May 30, 2012 21:12
so.. i'm not dead. /sidles back into view/ excuse the title of this post, adam lambert's voice is almost all that i'm blasting these days.
it's pretty apparent that i've left my lj to fester on its own for about two months and that i've not done any posting of fics or any post for that matter. it's not that i mean to, really- i was only planning to take a really, really short break after my basketball competitions and first preliminary exams before jumping right back into my writing tracksuit, but shit blossomed and this fucking absence happened. i don't really know if anyone remembers me, or even knows me for that matter, but i just wanted to apologise for my un-informed hiatus haha.
and for reasons that have contributed to my hiatus:
1. school. just boring, dreary school.
i'm graduating this year, and thus i'll be taking my national exams around mid october till early november, then receiving my results somewhere in january. my school's really good at rubbing our noses raw against the books, so we've got three preliminary exams since march, each about a month or so apart. i'm just done with my second one, and luckily i haven't screwed up badly or anything. i had to study half the syllabuses and then some more for most of the subjects i'm taking, and just this monday i took a chinese national exam, which happens to be one of my weakest subjects. i'm just hoping a get a distinction this time because it's the second time i'm taking the chinese paper, and i mugged a bazillion times harder this time. don't judge me i know i'm chinese /facepalms
2. the glorious writer's block.
i've been trying to write in my hiatus, but honestly i scrapped stuff more than i wrote them. within two months i scrapped like, ten fics that i've written halfway and just given up on because they just started looking too unrealistic. i do get lots of plot bunnies that just breed all by their lonesomes in the back of my mind, but for some reason i can never get them to work the way i want them to. the break has taken away my ability to write properly, and truthfully i'm quite upset about that, because writing is one of the few things that i really enjoy doing. does anyone have any ideas on how to get rid of writer's block?
now that i've sort of explained myself a little bit for my disappearance, i want to give a sort-of update about my current writing status and such. which is seriously unimpressive and rock bottom.

+===+

*Goal a*: Repeat, line for line, the part of the records starting at the line that contains "y-tick-label: 20 [123,990,168,1031]" and ending at the line that contains "bar [1209,1118,1244,1141]".

+===+

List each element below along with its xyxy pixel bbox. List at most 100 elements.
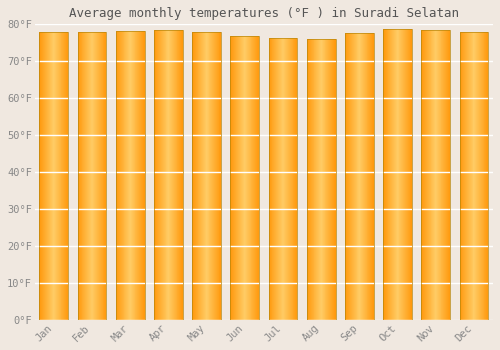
- Bar: [461, 32, 462, 320]
- Bar: [356, 33, 357, 320]
- Bar: [94, 32, 95, 320]
- Bar: [309, 39, 310, 320]
- Bar: [352, 33, 353, 320]
- Bar: [214, 33, 215, 320]
- Bar: [331, 39, 332, 320]
- Bar: [471, 32, 472, 320]
- Bar: [402, 29, 403, 320]
- Bar: [61, 32, 62, 320]
- Bar: [244, 36, 245, 320]
- Bar: [297, 38, 298, 320]
- Bar: [87, 32, 88, 320]
- Bar: [243, 36, 244, 320]
- Bar: [251, 36, 252, 320]
- Bar: [90, 32, 91, 320]
- Bar: [401, 29, 402, 320]
- Bar: [130, 31, 131, 320]
- Bar: [57, 32, 58, 320]
- Bar: [116, 31, 117, 320]
- Bar: [247, 36, 248, 320]
- Bar: [434, 30, 435, 320]
- Bar: [323, 39, 324, 320]
- Bar: [481, 32, 482, 320]
- Bar: [423, 30, 424, 320]
- Bar: [102, 32, 103, 320]
- Bar: [354, 33, 355, 320]
- Bar: [384, 29, 385, 320]
- Bar: [246, 36, 247, 320]
- Bar: [320, 39, 321, 320]
- Bar: [468, 32, 469, 320]
- Bar: [326, 39, 327, 320]
- Bar: [182, 30, 183, 320]
- Bar: [325, 39, 326, 320]
- Bar: [208, 33, 209, 320]
- Bar: [162, 30, 163, 320]
- Bar: [256, 36, 258, 320]
- Bar: [176, 30, 177, 320]
- Bar: [232, 36, 233, 320]
- Bar: [130, 31, 131, 320]
- Bar: [193, 33, 194, 320]
- Bar: [46, 32, 47, 320]
- Bar: [196, 33, 197, 320]
- Bar: [116, 31, 144, 320]
- Bar: [197, 33, 198, 320]
- Bar: [47, 32, 48, 320]
- Bar: [99, 32, 100, 320]
- Bar: [238, 36, 239, 320]
- Bar: [394, 29, 395, 320]
- Bar: [63, 32, 64, 320]
- Bar: [291, 38, 292, 320]
- Bar: [357, 33, 358, 320]
- Bar: [383, 29, 384, 320]
- Bar: [389, 29, 390, 320]
- Bar: [353, 33, 354, 320]
- Bar: [335, 39, 336, 320]
- Bar: [394, 29, 396, 320]
- Bar: [477, 32, 478, 320]
- Bar: [476, 32, 477, 320]
- Bar: [118, 31, 119, 320]
- Bar: [161, 30, 162, 320]
- Bar: [95, 32, 96, 320]
- Bar: [204, 33, 205, 320]
- Bar: [169, 30, 170, 320]
- Bar: [286, 38, 287, 320]
- Bar: [256, 36, 257, 320]
- Bar: [127, 31, 128, 320]
- Bar: [104, 32, 105, 320]
- Bar: [359, 33, 360, 320]
- Bar: [464, 32, 465, 320]
- Bar: [84, 32, 85, 320]
- Bar: [350, 33, 351, 320]
- Bar: [180, 30, 181, 320]
- Bar: [388, 29, 389, 320]
- Bar: [282, 38, 283, 320]
- Bar: [79, 32, 80, 320]
- Bar: [274, 38, 275, 320]
- Bar: [407, 29, 408, 320]
- Bar: [362, 33, 363, 320]
- Bar: [65, 32, 66, 320]
- Bar: [220, 33, 221, 320]
- Bar: [50, 32, 51, 320]
- Bar: [129, 31, 130, 320]
- Bar: [121, 31, 122, 320]
- Bar: [231, 36, 232, 320]
- Bar: [390, 29, 391, 320]
- Bar: [85, 32, 86, 320]
- Bar: [55, 32, 56, 320]
- Bar: [193, 33, 194, 320]
- Bar: [272, 38, 273, 320]
- Bar: [367, 33, 368, 320]
- Bar: [177, 30, 178, 320]
- Bar: [400, 29, 401, 320]
- Bar: [348, 33, 349, 320]
- Bar: [157, 30, 158, 320]
- Bar: [315, 39, 316, 320]
- Bar: [317, 39, 318, 320]
- Bar: [330, 39, 332, 320]
- Bar: [384, 29, 385, 320]
- Bar: [253, 36, 254, 320]
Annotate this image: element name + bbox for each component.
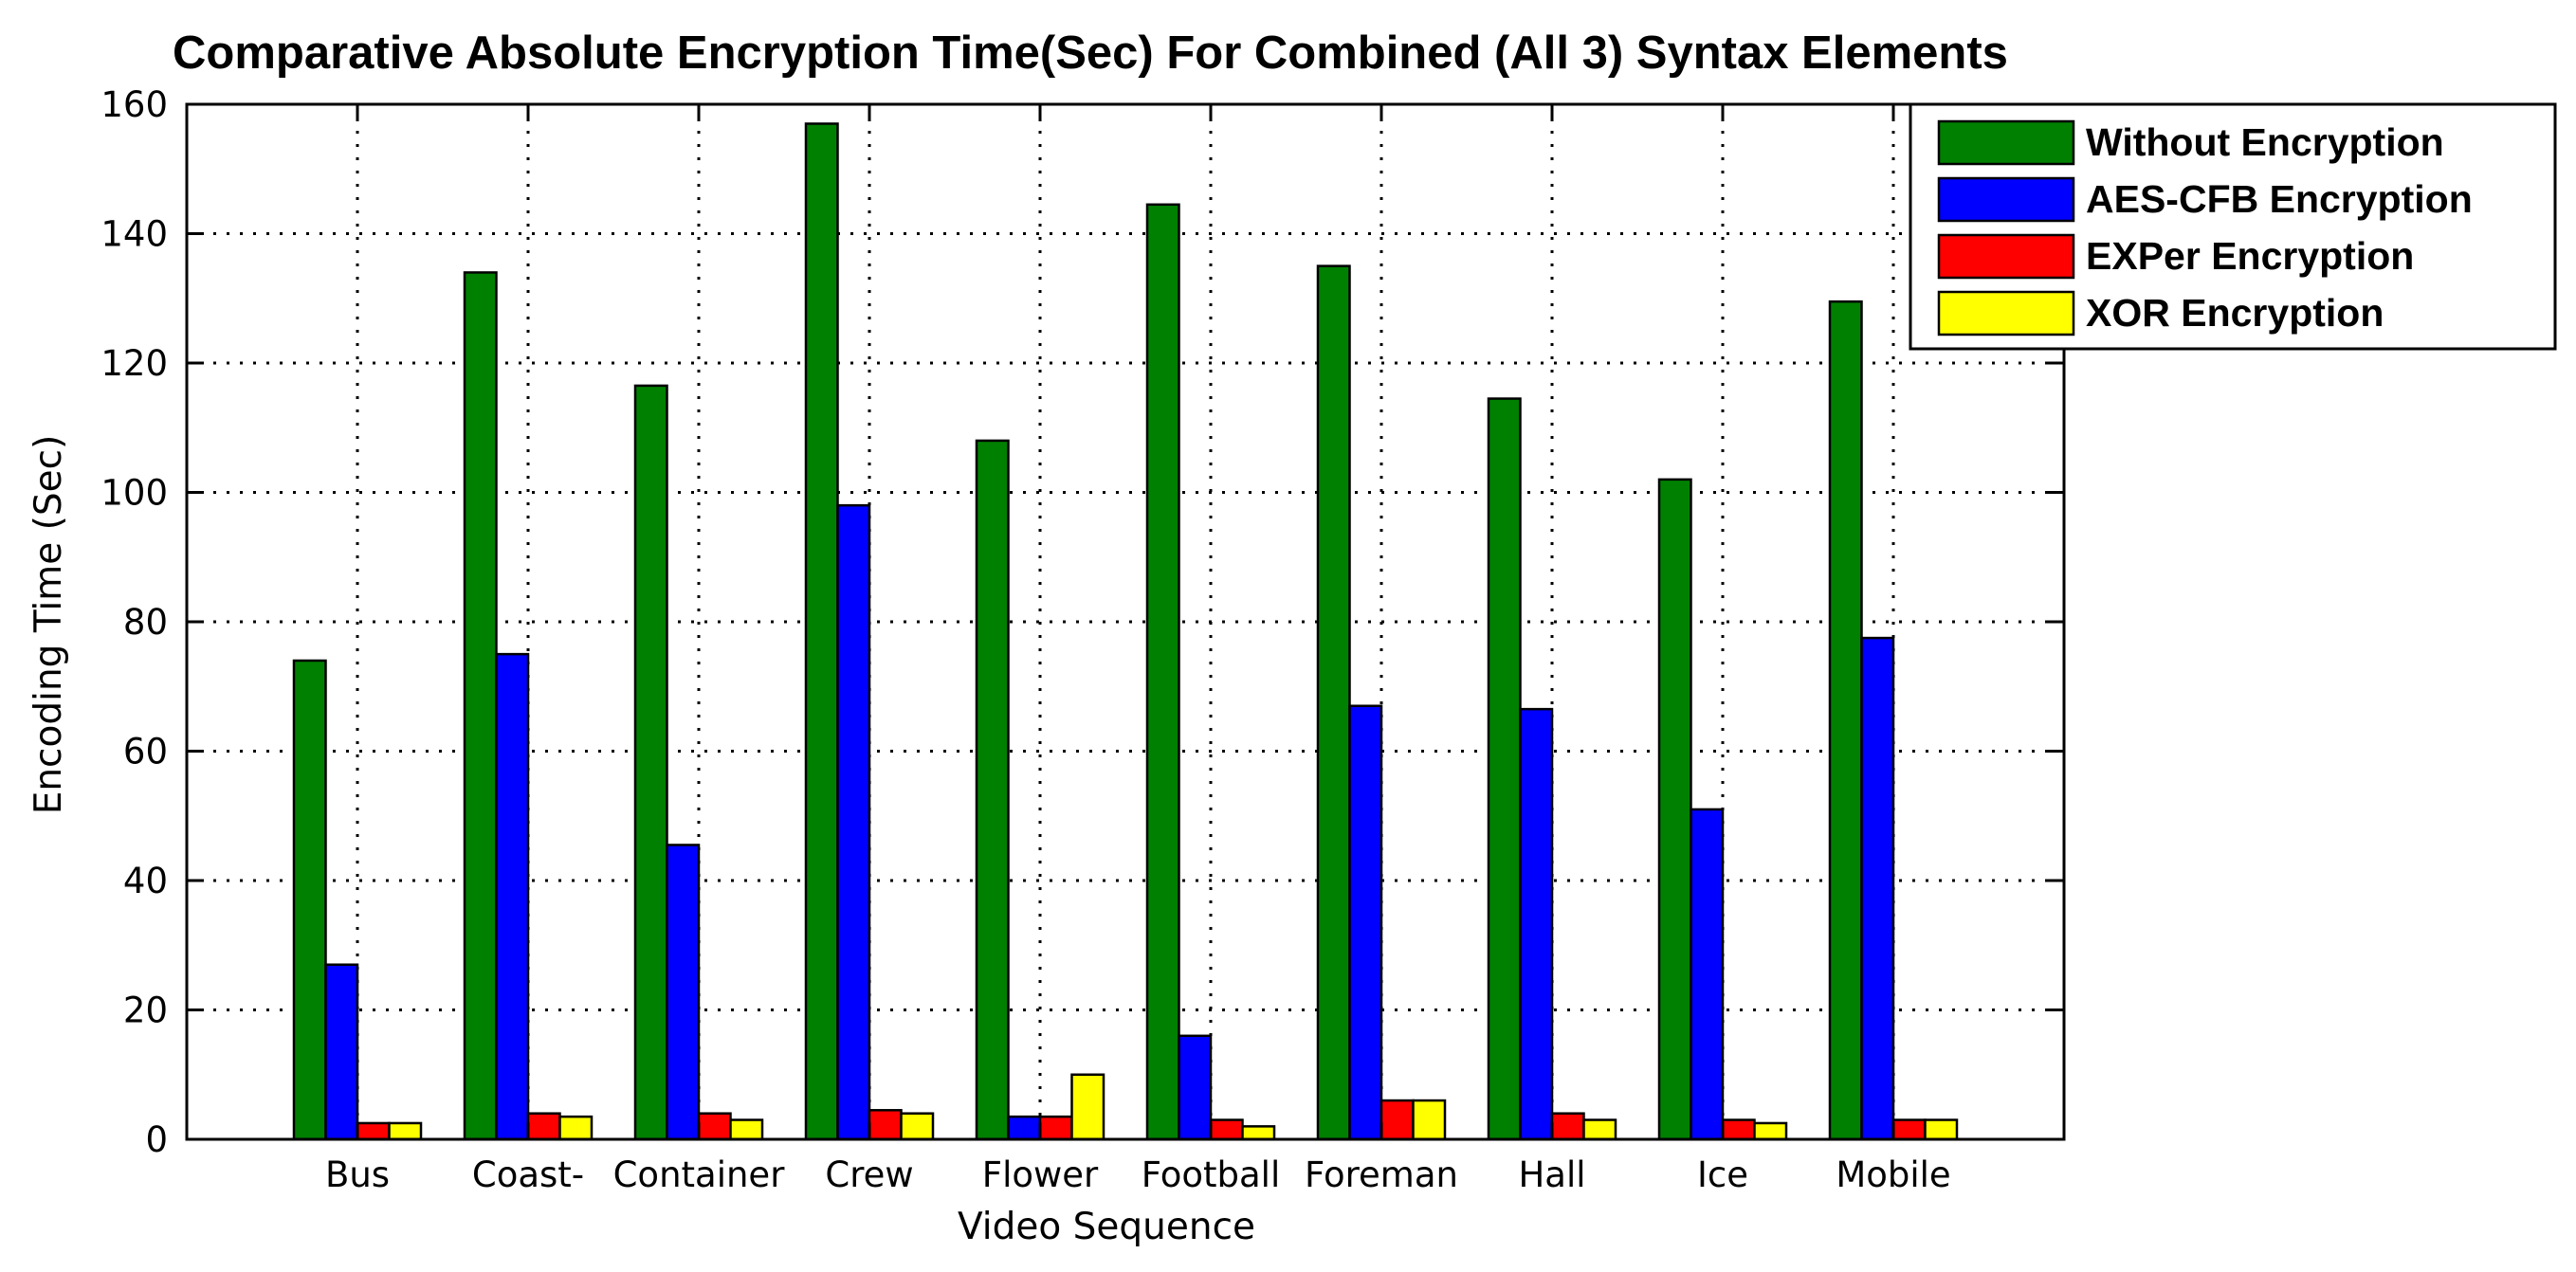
y-tick-label: 20 [123,990,168,1031]
bar [975,439,1010,1141]
y-tick-label: 0 [145,1119,168,1160]
bar [1657,478,1692,1141]
bar [1070,1073,1105,1141]
bar [1316,264,1351,1141]
y-tick-label: 80 [123,602,168,643]
bar [1721,1118,1756,1141]
legend-entry-label: Without Encryption [2086,120,2444,164]
bar [356,1121,391,1141]
bar [1582,1118,1617,1141]
bar [729,1118,764,1141]
legend-swatch [1937,176,2075,223]
bar [463,271,498,1141]
bar [1145,203,1180,1141]
bar [633,384,668,1141]
bar [292,659,327,1141]
bar [1828,300,1863,1141]
axis-ticks [187,102,2064,1141]
bar [666,844,701,1141]
x-tick-label: Container [613,1154,786,1195]
bar [836,503,871,1141]
bar [1753,1121,1788,1141]
bar [388,1121,423,1141]
bar [1178,1034,1213,1141]
bar [1690,808,1725,1141]
chart-title: Comparative Absolute Encryption Time(Sec… [173,27,2008,79]
bar [1209,1118,1244,1141]
legend-entry-label: EXPer Encryption [2086,234,2414,278]
x-tick-label: Bus [325,1154,390,1195]
y-tick-label: 60 [123,732,168,772]
y-axis-label: Encoding Time (Sec) [27,435,70,815]
legend-entry-label: AES-CFB Encryption [2086,177,2473,221]
y-tick-label: 140 [100,214,168,255]
bar [900,1112,935,1141]
x-axis-tick-labels: Bus Coast- Container Crew Flower Football Fore… [325,1154,1951,1195]
bar [1412,1099,1447,1141]
bar [1891,1118,1927,1141]
bar [1487,397,1522,1141]
x-axis-label: Video Sequence [958,1206,1255,1248]
bar [868,1109,903,1141]
x-tick-label: Crew [825,1154,913,1195]
bars [292,122,1959,1141]
bar [1241,1125,1276,1141]
x-tick-label: Mobile [1836,1154,1950,1195]
legend-swatch [1937,290,2075,336]
y-axis-tick-labels: 0 20 40 60 80 100 120 140 160 [100,84,168,1160]
x-tick-label: Ice [1697,1154,1748,1195]
bar [1007,1115,1042,1141]
bar [1924,1118,1959,1141]
bar [1379,1099,1415,1141]
x-tick-label: Coast- [472,1154,584,1195]
bar [1038,1115,1073,1141]
bar [324,963,359,1141]
bar [1550,1112,1585,1141]
y-tick-label: 160 [100,84,168,125]
bar [697,1112,732,1141]
legend-swatch [1937,119,2075,166]
bar [1348,704,1383,1141]
y-tick-label: 40 [123,861,168,901]
bar [804,122,839,1141]
legend-entry-label: XOR Encryption [2086,291,2384,335]
x-tick-label: Hall [1518,1154,1585,1195]
x-tick-label: Football [1142,1154,1280,1195]
x-tick-label: Flower [982,1154,1099,1195]
bar [495,652,530,1141]
legend-swatch [1937,233,2075,280]
y-tick-label: 120 [100,343,168,384]
y-tick-label: 100 [100,473,168,514]
bar [558,1115,594,1141]
bar [1519,707,1554,1141]
x-tick-label: Foreman [1305,1154,1458,1195]
bar [526,1112,561,1141]
legend: Without Encryption AES-CFB Encryption EXPe… [1909,102,2557,351]
bar [1860,636,1895,1141]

+===+

*Goal b*: Reproduce the blog post word for word, starting at "May 30, 2012" and ending at "boring, dreary school.".

*Written reply a*:
y-tick-label: 20 [123,990,168,1031]
bar [975,439,1010,1141]
y-tick-label: 0 [145,1119,168,1160]
bar [1657,478,1692,1141]
bar [1070,1073,1105,1141]
bar [1316,264,1351,1141]
y-tick-label: 80 [123,602,168,643]
bar [1721,1118,1756,1141]
legend-entry-label: Without Encryption [2086,120,2444,164]
bar [356,1121,391,1141]
bar [1582,1118,1617,1141]
bar [729,1118,764,1141]
legend-swatch [1937,176,2075,223]
bar [463,271,498,1141]
bar [1145,203,1180,1141]
bar [633,384,668,1141]
bar [292,659,327,1141]
bar [1828,300,1863,1141]
axis-ticks [187,102,2064,1141]
bar [666,844,701,1141]
x-tick-label: Container [613,1154,786,1195]
bar [836,503,871,1141]
bar [1753,1121,1788,1141]
bar [388,1121,423,1141]
bar [1178,1034,1213,1141]
bar [1690,808,1725,1141]
chart-title: Comparative Absolute Encryption Time(Sec… [173,27,2008,79]
bar [1209,1118,1244,1141]

*Written reply b*:
May 30, 2012 21:12
so.. i'm not dead. /sidles back into view/ excuse the title of this post, adam lambert's voice is almost all that i'm blasting these days.
it's pretty apparent that i've left my lj to fester on its own for about two months and that i've not done any posting of fics or any post for that matter. it's not that i mean to, really- i was only planning to take a really, really short break after my basketball competitions and first preliminary exams before jumping right back into my writing tracksuit, but shit blossomed and this fucking absence happened. i don't really know if anyone remembers me, or even knows me for that matter, but i just wanted to apologise for my un-informed hiatus haha.
and for reasons that have contributed to my hiatus:
1. school. just boring, dreary school.